# WHAT THE TASK REQUIRES
Only the pictures are left out: repeat the rest of the entries exactly.

☆ ☆ ☆ ☆

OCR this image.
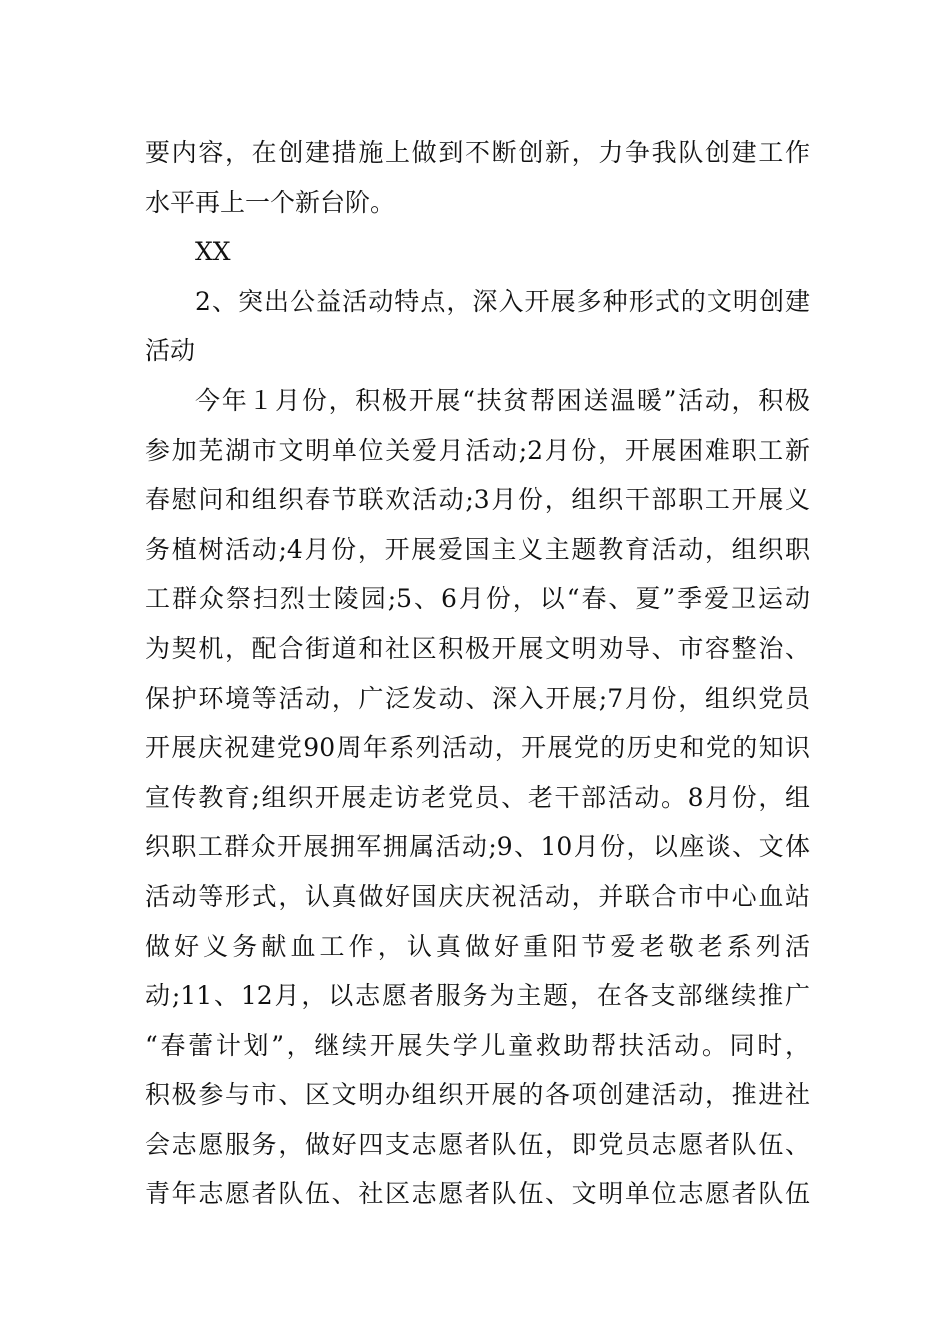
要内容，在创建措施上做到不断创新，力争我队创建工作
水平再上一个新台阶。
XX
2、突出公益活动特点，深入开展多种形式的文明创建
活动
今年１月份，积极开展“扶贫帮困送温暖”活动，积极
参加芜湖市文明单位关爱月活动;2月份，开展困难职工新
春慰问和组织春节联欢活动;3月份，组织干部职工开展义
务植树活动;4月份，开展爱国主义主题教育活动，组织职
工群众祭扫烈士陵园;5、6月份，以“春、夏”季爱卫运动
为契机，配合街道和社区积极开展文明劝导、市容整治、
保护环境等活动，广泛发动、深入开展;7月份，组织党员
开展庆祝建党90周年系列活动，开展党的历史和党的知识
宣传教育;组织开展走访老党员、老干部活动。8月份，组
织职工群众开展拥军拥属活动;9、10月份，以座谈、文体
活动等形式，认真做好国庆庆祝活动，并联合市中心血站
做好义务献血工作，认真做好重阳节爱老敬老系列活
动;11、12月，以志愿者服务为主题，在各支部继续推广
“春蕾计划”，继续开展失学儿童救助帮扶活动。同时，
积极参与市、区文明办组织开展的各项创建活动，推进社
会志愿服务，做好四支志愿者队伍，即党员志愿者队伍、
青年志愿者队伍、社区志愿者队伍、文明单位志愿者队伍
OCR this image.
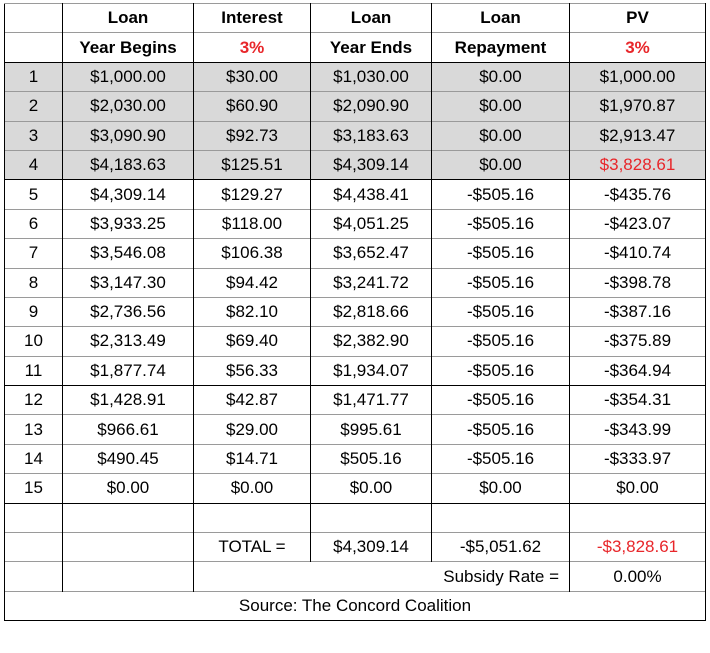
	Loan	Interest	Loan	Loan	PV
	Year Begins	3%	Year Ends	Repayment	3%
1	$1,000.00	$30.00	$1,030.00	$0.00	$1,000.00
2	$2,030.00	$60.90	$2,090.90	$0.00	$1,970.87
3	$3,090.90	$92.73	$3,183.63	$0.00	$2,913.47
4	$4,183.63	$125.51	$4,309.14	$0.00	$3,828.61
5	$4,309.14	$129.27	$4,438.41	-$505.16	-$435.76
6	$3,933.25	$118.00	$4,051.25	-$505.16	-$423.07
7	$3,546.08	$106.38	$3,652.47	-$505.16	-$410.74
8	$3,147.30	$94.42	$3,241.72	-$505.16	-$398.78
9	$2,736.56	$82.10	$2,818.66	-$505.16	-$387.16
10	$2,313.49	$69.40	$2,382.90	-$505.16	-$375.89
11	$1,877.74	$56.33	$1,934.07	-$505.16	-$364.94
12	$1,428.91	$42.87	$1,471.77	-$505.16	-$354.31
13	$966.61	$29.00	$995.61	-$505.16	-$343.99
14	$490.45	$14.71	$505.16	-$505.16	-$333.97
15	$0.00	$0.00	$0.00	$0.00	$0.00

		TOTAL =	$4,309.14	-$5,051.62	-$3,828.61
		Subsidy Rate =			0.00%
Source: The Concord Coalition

☆ ☆ ☆ ☆

# OUTPUT OF THE TASK
OCR this image.
要内容，在创建措施上做到不断创新，力争我队创建工作
水平再上一个新台阶。
XX
2、突出公益活动特点，深入开展多种形式的文明创建
活动
今年１月份，积极开展“扶贫帮困送温暖”活动，积极
参加芜湖市文明单位关爱月活动;2月份，开展困难职工新
春慰问和组织春节联欢活动;3月份，组织干部职工开展义
务植树活动;4月份，开展爱国主义主题教育活动，组织职
工群众祭扫烈士陵园;5、6月份，以“春、夏”季爱卫运动
为契机，配合街道和社区积极开展文明劝导、市容整治、
保护环境等活动，广泛发动、深入开展;7月份，组织党员
开展庆祝建党90周年系列活动，开展党的历史和党的知识
宣传教育;组织开展走访老党员、老干部活动。8月份，组
织职工群众开展拥军拥属活动;9、10月份，以座谈、文体
活动等形式，认真做好国庆庆祝活动，并联合市中心血站
做好义务献血工作，认真做好重阳节爱老敬老系列活
动;11、12月，以志愿者服务为主题，在各支部继续推广
“春蕾计划”，继续开展失学儿童救助帮扶活动。同时，
积极参与市、区文明办组织开展的各项创建活动，推进社
会志愿服务，做好四支志愿者队伍，即党员志愿者队伍、
青年志愿者队伍、社区志愿者队伍、文明单位志愿者队伍
OCR this image.
	Loan	Interest	Loan	Loan	PV
	Year Begins	3%	Year Ends	Repayment	3%
1	$1,000.00	$30.00	$1,030.00	$0.00	$1,000.00
2	$2,030.00	$60.90	$2,090.90	$0.00	$1,970.87
3	$3,090.90	$92.73	$3,183.63	$0.00	$2,913.47
4	$4,183.63	$125.51	$4,309.14	$0.00	$3,828.61
5	$4,309.14	$129.27	$4,438.41	-$505.16	-$435.76
6	$3,933.25	$118.00	$4,051.25	-$505.16	-$423.07
7	$3,546.08	$106.38	$3,652.47	-$505.16	-$410.74
8	$3,147.30	$94.42	$3,241.72	-$505.16	-$398.78
9	$2,736.56	$82.10	$2,818.66	-$505.16	-$387.16
10	$2,313.49	$69.40	$2,382.90	-$505.16	-$375.89
11	$1,877.74	$56.33	$1,934.07	-$505.16	-$364.94
12	$1,428.91	$42.87	$1,471.77	-$505.16	-$354.31
13	$966.61	$29.00	$995.61	-$505.16	-$343.99
14	$490.45	$14.71	$505.16	-$505.16	-$333.97
15	$0.00	$0.00	$0.00	$0.00	$0.00

		TOTAL =	$4,309.14	-$5,051.62	-$3,828.61
		Subsidy Rate =			0.00%
Source: The Concord Coalition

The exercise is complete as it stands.